What you should do: Set down the material once more, exactly as it appears.

━━━━━ Available data

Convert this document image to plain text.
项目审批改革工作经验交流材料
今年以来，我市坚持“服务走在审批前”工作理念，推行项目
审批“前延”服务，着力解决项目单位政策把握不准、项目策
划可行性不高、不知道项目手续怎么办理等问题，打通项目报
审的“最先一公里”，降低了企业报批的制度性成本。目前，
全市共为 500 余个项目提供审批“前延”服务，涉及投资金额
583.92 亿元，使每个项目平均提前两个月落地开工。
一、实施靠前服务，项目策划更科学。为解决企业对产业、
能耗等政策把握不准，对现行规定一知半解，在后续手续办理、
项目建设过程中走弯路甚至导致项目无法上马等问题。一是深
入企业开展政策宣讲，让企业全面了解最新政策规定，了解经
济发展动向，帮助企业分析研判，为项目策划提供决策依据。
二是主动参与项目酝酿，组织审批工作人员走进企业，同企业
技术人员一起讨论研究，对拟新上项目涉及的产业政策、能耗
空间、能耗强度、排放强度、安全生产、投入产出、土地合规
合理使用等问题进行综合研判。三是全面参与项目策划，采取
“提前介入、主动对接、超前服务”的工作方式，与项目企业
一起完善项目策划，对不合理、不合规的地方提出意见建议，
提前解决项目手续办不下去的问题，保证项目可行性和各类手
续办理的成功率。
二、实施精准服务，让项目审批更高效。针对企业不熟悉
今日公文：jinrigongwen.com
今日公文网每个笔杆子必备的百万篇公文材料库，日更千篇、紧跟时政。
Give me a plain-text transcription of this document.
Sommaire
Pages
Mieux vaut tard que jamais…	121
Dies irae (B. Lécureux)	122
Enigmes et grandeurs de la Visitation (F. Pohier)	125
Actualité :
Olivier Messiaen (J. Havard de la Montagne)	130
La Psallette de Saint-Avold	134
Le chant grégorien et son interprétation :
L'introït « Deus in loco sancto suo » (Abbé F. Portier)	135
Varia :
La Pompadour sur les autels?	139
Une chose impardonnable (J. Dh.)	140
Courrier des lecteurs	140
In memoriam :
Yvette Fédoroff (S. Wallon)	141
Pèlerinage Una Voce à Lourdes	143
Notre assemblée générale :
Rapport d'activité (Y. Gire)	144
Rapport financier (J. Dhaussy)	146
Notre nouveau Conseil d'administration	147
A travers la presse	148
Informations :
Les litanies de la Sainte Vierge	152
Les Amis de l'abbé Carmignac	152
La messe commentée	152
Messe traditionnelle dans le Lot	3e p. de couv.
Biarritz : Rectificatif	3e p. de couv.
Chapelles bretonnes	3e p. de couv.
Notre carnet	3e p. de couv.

━━━━━━━━━━

The completed task:
Convert this document image to plain text.
项目审批改革工作经验交流材料
今年以来，我市坚持“服务走在审批前”工作理念，推行项目
审批“前延”服务，着力解决项目单位政策把握不准、项目策
划可行性不高、不知道项目手续怎么办理等问题，打通项目报
审的“最先一公里”，降低了企业报批的制度性成本。目前，
全市共为 500 余个项目提供审批“前延”服务，涉及投资金额
583.92 亿元，使每个项目平均提前两个月落地开工。
一、实施靠前服务，项目策划更科学。为解决企业对产业、
能耗等政策把握不准，对现行规定一知半解，在后续手续办理、
项目建设过程中走弯路甚至导致项目无法上马等问题。一是深
入企业开展政策宣讲，让企业全面了解最新政策规定，了解经
济发展动向，帮助企业分析研判，为项目策划提供决策依据。
二是主动参与项目酝酿，组织审批工作人员走进企业，同企业
技术人员一起讨论研究，对拟新上项目涉及的产业政策、能耗
空间、能耗强度、排放强度、安全生产、投入产出、土地合规
合理使用等问题进行综合研判。三是全面参与项目策划，采取
“提前介入、主动对接、超前服务”的工作方式，与项目企业
一起完善项目策划，对不合理、不合规的地方提出意见建议，
提前解决项目手续办不下去的问题，保证项目可行性和各类手
续办理的成功率。
二、实施精准服务，让项目审批更高效。针对企业不熟悉
今日公文：jinrigongwen.com
今日公文网每个笔杆子必备的百万篇公文材料库，日更千篇、紧跟时政。
Give me a plain-text transcription of this document.
Sommaire
Pages
Mieux vaut tard que jamais…	121
Dies irae (B. Lécureux)	122
Enigmes et grandeurs de la Visitation (F. Pohier)	125
Actualité :
Olivier Messiaen (J. Havard de la Montagne)	130
La Psallette de Saint-Avold	134
Le chant grégorien et son interprétation :
L'introït « Deus in loco sancto suo » (Abbé F. Portier)	135
Varia :
La Pompadour sur les autels?	139
Une chose impardonnable (J. Dh.)	140
Courrier des lecteurs	140
In memoriam :
Yvette Fédoroff (S. Wallon)	141
Pèlerinage Una Voce à Lourdes	143
Notre assemblée générale :
Rapport d'activité (Y. Gire)	144
Rapport financier (J. Dhaussy)	146
Notre nouveau Conseil d'administration	147
A travers la presse	148
Informations :
Les litanies de la Sainte Vierge	152
Les Amis de l'abbé Carmignac	152
La messe commentée	152
Messe traditionnelle dans le Lot	3e p. de couv.
Biarritz : Rectificatif	3e p. de couv.
Chapelles bretonnes	3e p. de couv.
Notre carnet	3e p. de couv.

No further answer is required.